| Short problem |
List every line in this data where the string "Council" occurs.

| Information provided |
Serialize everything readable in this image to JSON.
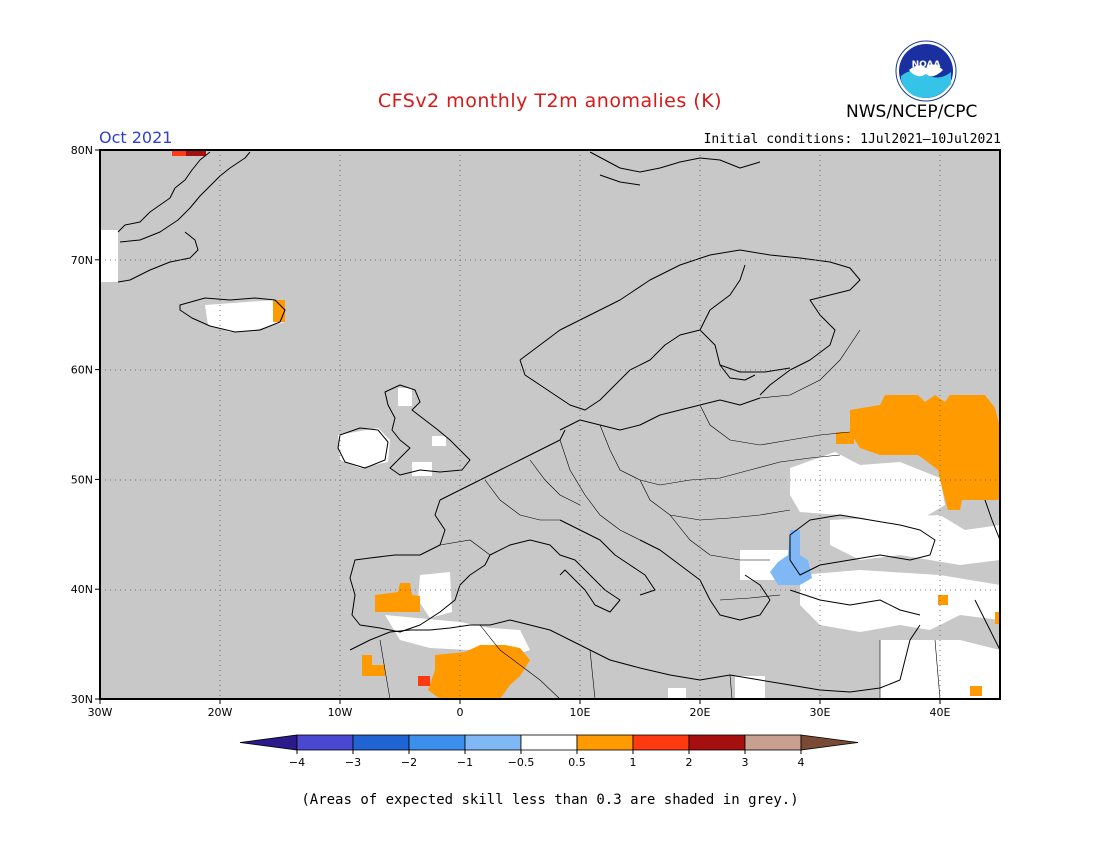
{
  "header": {
    "title": "CFSv2 monthly T2m anomalies (K)",
    "organization": "NWS/NCEP/CPC",
    "logo_text": "NOAA",
    "period": "Oct 2021",
    "initial_conditions": "Initial conditions: 1Jul2021–10Jul2021"
  },
  "map": {
    "region": "Europe",
    "projection": "equirectangular",
    "lon_range": [
      -30,
      45
    ],
    "lat_range": [
      30,
      80
    ],
    "lon_ticks": [
      "30W",
      "20W",
      "10W",
      "0",
      "10E",
      "20E",
      "30E",
      "40E"
    ],
    "lat_ticks": [
      "30N",
      "40N",
      "50N",
      "60N",
      "70N",
      "80N"
    ],
    "grid": "dotted",
    "skill_mask_color": "#c8c8c8"
  },
  "colorbar": {
    "boundaries": [
      "-4",
      "-3",
      "-2",
      "-1",
      "-0.5",
      "0.5",
      "1",
      "2",
      "3",
      "4"
    ],
    "colors": [
      "#2a1a8a",
      "#4a48d0",
      "#1f64d2",
      "#3c90ec",
      "#7fb8f4",
      "#ffffff",
      "#ff9a00",
      "#ff3a10",
      "#a50f0f",
      "#c8a090",
      "#7a4a35"
    ]
  },
  "footnote": "(Areas of expected skill less than 0.3 are shaded in grey.)"
}
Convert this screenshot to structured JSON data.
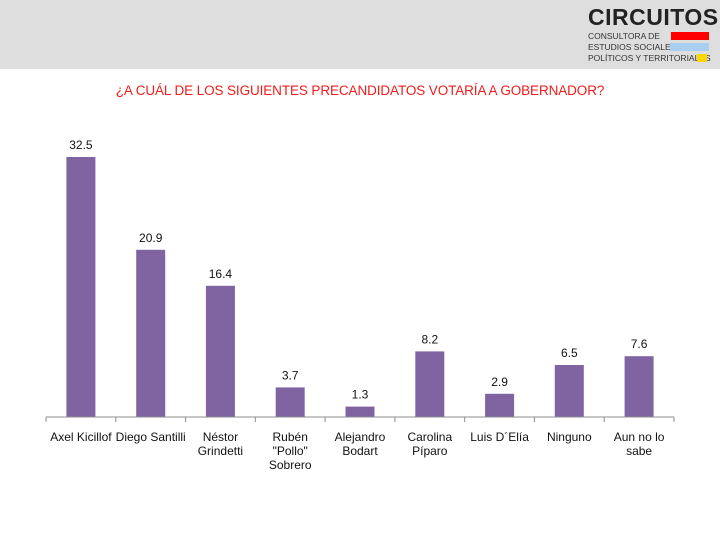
{
  "header": {
    "brand_name": "CIRCUITOS",
    "brand_lines": [
      "CONSULTORA DE",
      "ESTUDIOS SOCIALES,",
      "POLÍTICOS Y TERRITORIALES"
    ],
    "brand_colors": [
      "#ff0000",
      "#a8cff0",
      "#ffd700"
    ]
  },
  "chart_data": {
    "type": "bar",
    "title": "¿A CUÁL DE LOS SIGUIENTES PRECANDIDATOS VOTARÍA A GOBERNADOR?",
    "categories": [
      [
        "Axel Kicillof"
      ],
      [
        "Diego Santilli"
      ],
      [
        "Néstor",
        "Grindetti"
      ],
      [
        "Rubén",
        "\"Pollo\"",
        "Sobrero"
      ],
      [
        "Alejandro",
        "Bodart"
      ],
      [
        "Carolina",
        "Píparo"
      ],
      [
        "Luis D´Elía"
      ],
      [
        "Ninguno"
      ],
      [
        "Aun no lo",
        "sabe"
      ]
    ],
    "values": [
      32.5,
      20.9,
      16.4,
      3.7,
      1.3,
      8.2,
      2.9,
      6.5,
      7.6
    ],
    "value_labels": [
      "32.5",
      "20.9",
      "16.4",
      "3.7",
      "1.3",
      "8.2",
      "2.9",
      "6.5",
      "7.6"
    ],
    "bar_color": "#8064a2",
    "title_color": "#ee1c1c",
    "ylim": [
      0,
      32.5
    ],
    "grid": false,
    "legend": "none"
  }
}
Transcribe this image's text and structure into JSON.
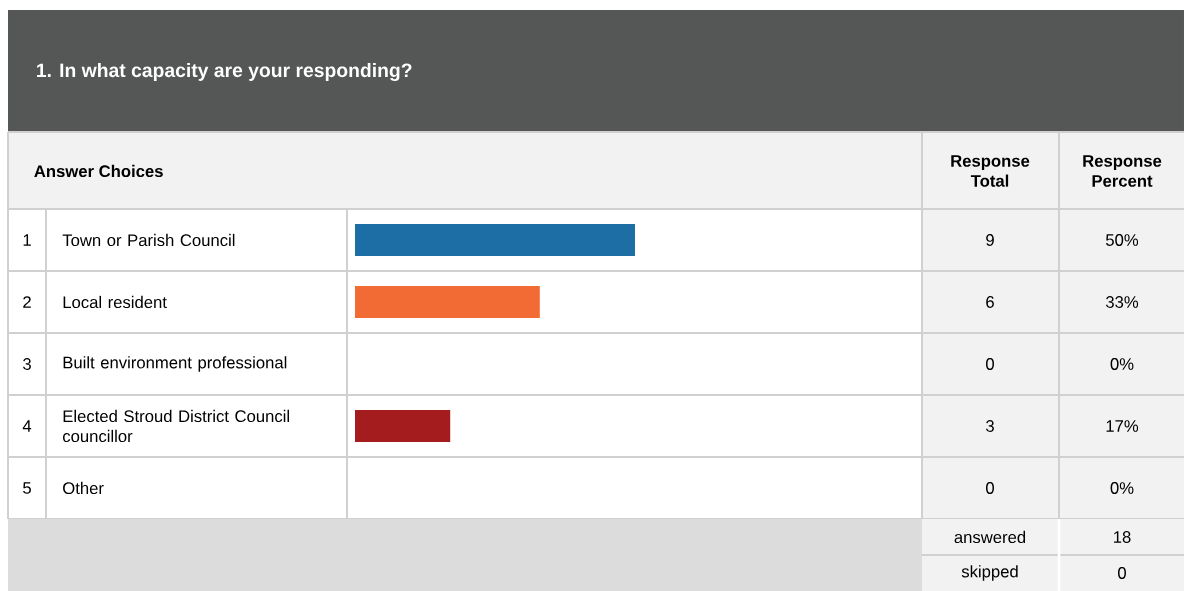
{
  "chart_data": {
    "type": "bar",
    "orientation": "horizontal",
    "title": "1. In what capacity are your responding?",
    "categories": [
      "Town or Parish Council",
      "Local resident",
      "Built environment professional",
      "Elected Stroud District Council councillor",
      "Other"
    ],
    "values": [
      50,
      33,
      0,
      17,
      0
    ],
    "colors": [
      "#1c6ea4",
      "#f26b35",
      "#bbbbbb",
      "#a51c1f",
      "#bbbbbb"
    ],
    "value_labels": [
      "50%",
      "33%",
      "0%",
      "17%",
      "0%"
    ],
    "annotations": [
      "Answer Choices",
      "Response Total",
      "Response Percent",
      "1",
      "2",
      "3",
      "4",
      "5",
      "answered",
      "18",
      "skipped",
      "0",
      "9",
      "6",
      "0",
      "3",
      "0"
    ]
  }
}
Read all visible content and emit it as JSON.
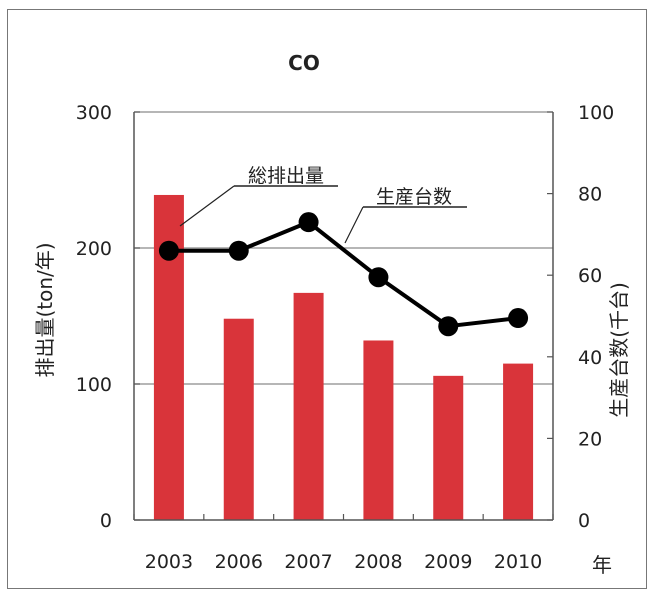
{
  "chart_data": {
    "type": "bar",
    "title": "CO",
    "categories": [
      "2003",
      "2006",
      "2007",
      "2008",
      "2009",
      "2010"
    ],
    "xlabel": "年",
    "ylabel": "排出量(ton/年)",
    "y2label": "生産台数(千台)",
    "ylim": [
      0,
      300
    ],
    "y2lim": [
      0,
      100
    ],
    "yticks": [
      0,
      100,
      200,
      300
    ],
    "y2ticks": [
      0,
      20,
      40,
      60,
      80,
      100
    ],
    "grid": "horizontal",
    "series": [
      {
        "name": "総排出量",
        "type": "bar",
        "axis": "left",
        "values": [
          239,
          148,
          167,
          132,
          106,
          115
        ],
        "color": "#d9343a"
      },
      {
        "name": "生産台数",
        "type": "line",
        "axis": "right",
        "values": [
          66,
          66,
          73,
          59.5,
          47.5,
          49.5
        ],
        "color": "#000000"
      }
    ],
    "annotations": [
      "総排出量",
      "生産台数"
    ]
  }
}
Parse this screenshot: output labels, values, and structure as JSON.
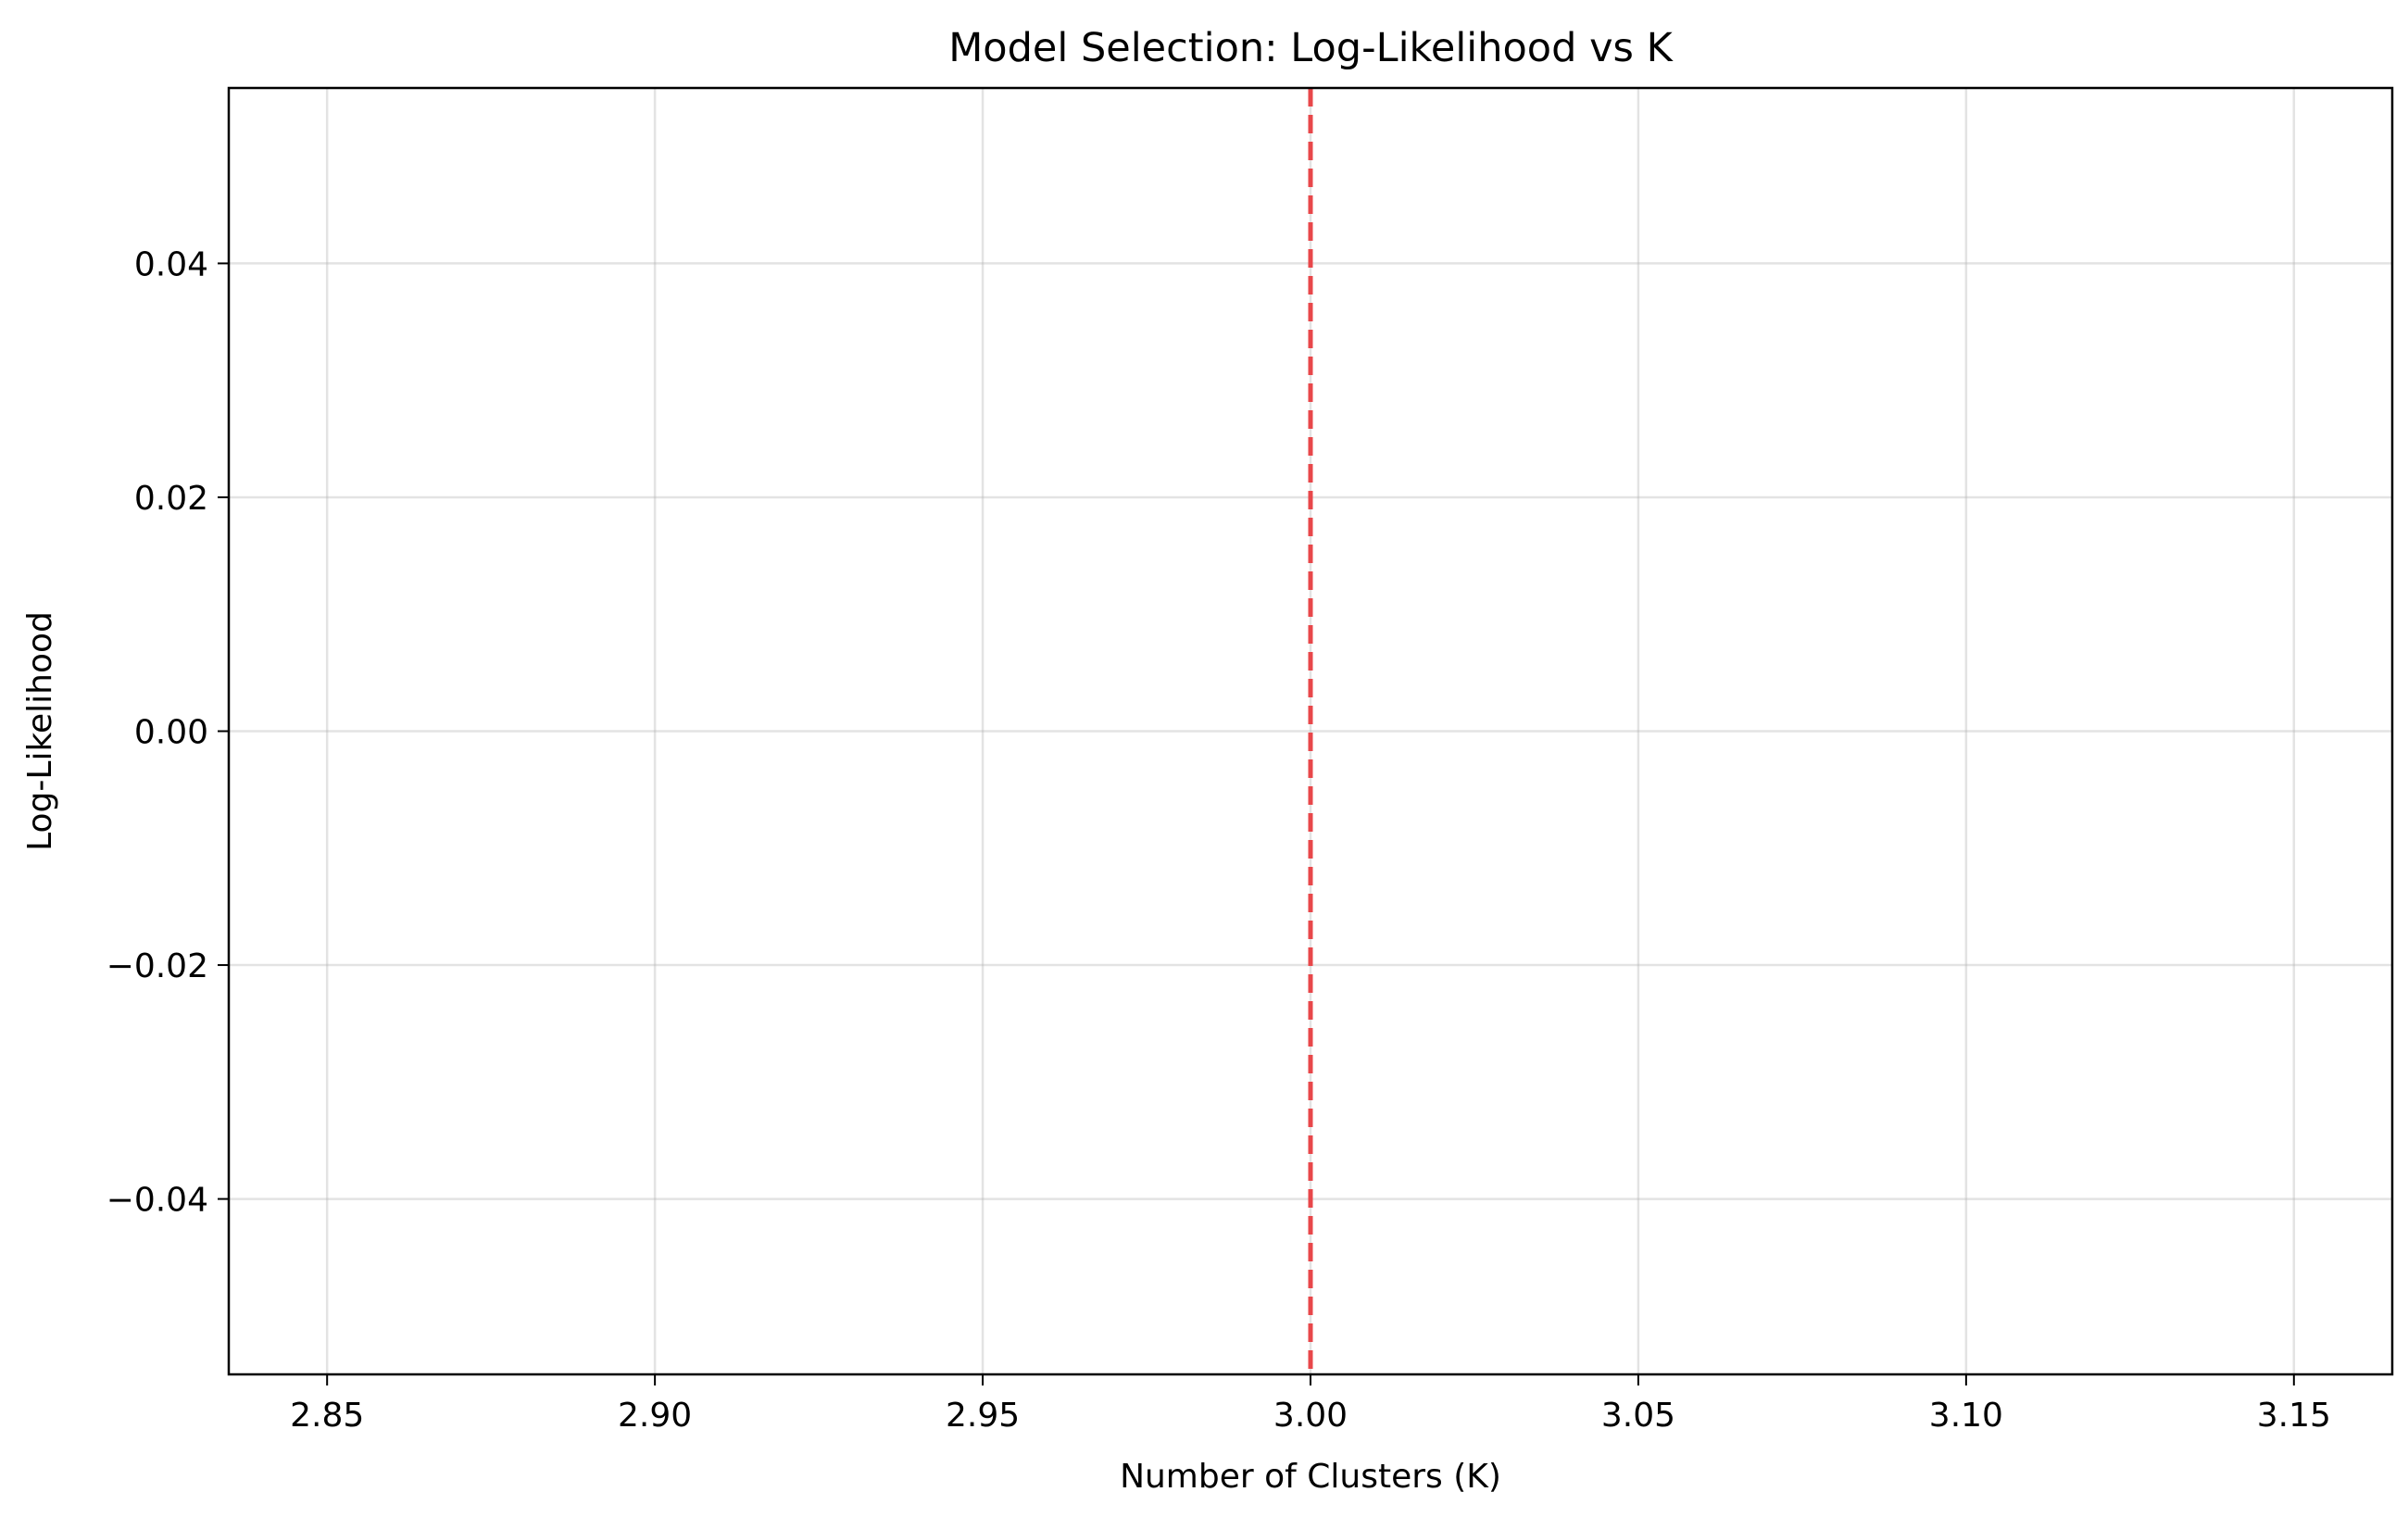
{
  "chart_data": {
    "type": "line",
    "title": "Model Selection: Log-Likelihood vs K",
    "xlabel": "Number of Clusters (K)",
    "ylabel": "Log-Likelihood",
    "xlim": [
      2.835,
      3.165
    ],
    "ylim": [
      -0.055,
      0.055
    ],
    "x_ticks": [
      2.85,
      2.9,
      2.95,
      3.0,
      3.05,
      3.1,
      3.15
    ],
    "x_tick_labels": [
      "2.85",
      "2.90",
      "2.95",
      "3.00",
      "3.05",
      "3.10",
      "3.15"
    ],
    "y_ticks": [
      -0.04,
      -0.02,
      0.0,
      0.02,
      0.04
    ],
    "y_tick_labels": [
      "−0.04",
      "−0.02",
      "0.00",
      "0.02",
      "0.04"
    ],
    "grid": true,
    "series": [],
    "vertical_lines": [
      {
        "x": 3.0,
        "color": "#e8474a",
        "style": "dashed"
      }
    ]
  }
}
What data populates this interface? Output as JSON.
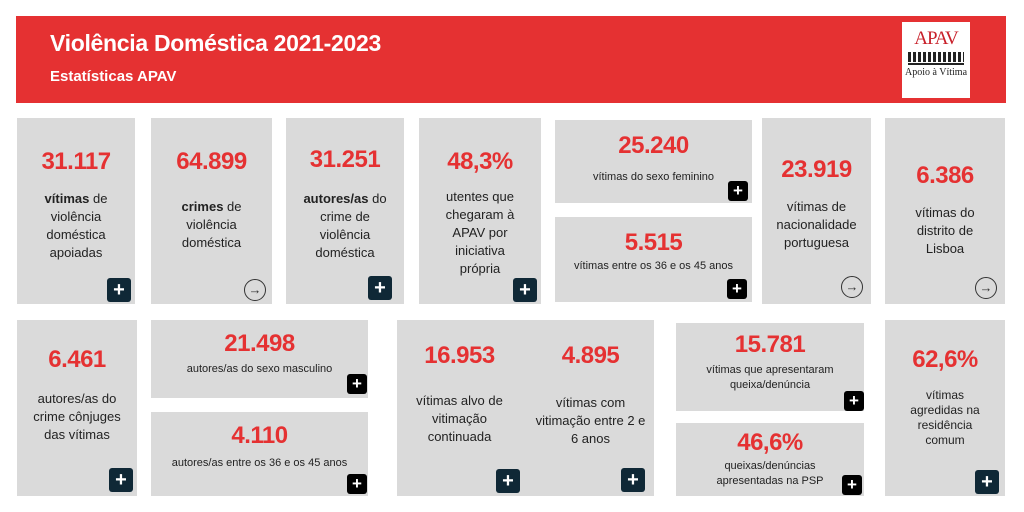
{
  "header": {
    "title": "Violência Doméstica 2021-2023",
    "subtitle": "Estatísticas APAV",
    "logo": {
      "name": "APAV",
      "tagline": "Apoio à Vítima"
    }
  },
  "colors": {
    "accent": "#e53132",
    "card": "#dadada",
    "button": "#0f2836"
  },
  "cards": {
    "c1": {
      "value": "31.117",
      "bold": "vítimas",
      "text": " de violência doméstica apoiadas",
      "action": "plus"
    },
    "c2": {
      "value": "64.899",
      "bold": "crimes",
      "text": " de violência doméstica",
      "action": "arrow"
    },
    "c3": {
      "value": "31.251",
      "bold": "autores/as",
      "text": " do crime de violência doméstica",
      "action": "plus"
    },
    "c4": {
      "value": "48,3%",
      "text": "utentes que chegaram à APAV por iniciativa própria",
      "action": "plus"
    },
    "c5a": {
      "value": "25.240",
      "text": "vítimas do sexo feminino",
      "action": "plus"
    },
    "c5b": {
      "value": "5.515",
      "text": "vítimas entre os 36 e os 45 anos",
      "action": "plus"
    },
    "c6": {
      "value": "23.919",
      "text": "vítimas de nacionalidade portuguesa",
      "action": "arrow"
    },
    "c7": {
      "value": "6.386",
      "text": "vítimas do distrito de Lisboa",
      "action": "arrow"
    },
    "d1": {
      "value": "6.461",
      "text": "autores/as do crime cônjuges das vítimas",
      "action": "plus"
    },
    "d2a": {
      "value": "21.498",
      "text": "autores/as do sexo masculino",
      "action": "plus"
    },
    "d2b": {
      "value": "4.110",
      "text": "autores/as entre os 36 e os 45 anos",
      "action": "plus"
    },
    "d3a": {
      "value": "16.953",
      "text": "vítimas alvo de vitimação continuada",
      "action": "plus"
    },
    "d3b": {
      "value": "4.895",
      "text": "vítimas com vitimação entre 2 e 6 anos",
      "action": "plus"
    },
    "d4a": {
      "value": "15.781",
      "text": "vítimas que apresentaram queixa/denúncia",
      "action": "plus"
    },
    "d4b": {
      "value": "46,6%",
      "text": "queixas/denúncias apresentadas na PSP",
      "action": "plus"
    },
    "d5": {
      "value": "62,6%",
      "text": "vítimas agredidas na residência comum",
      "action": "plus"
    }
  },
  "icons": {
    "plus": "+",
    "arrow": "→"
  }
}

| Task solution |
      "Town or Parish Council",
      "Elected Stroud District Council councillor",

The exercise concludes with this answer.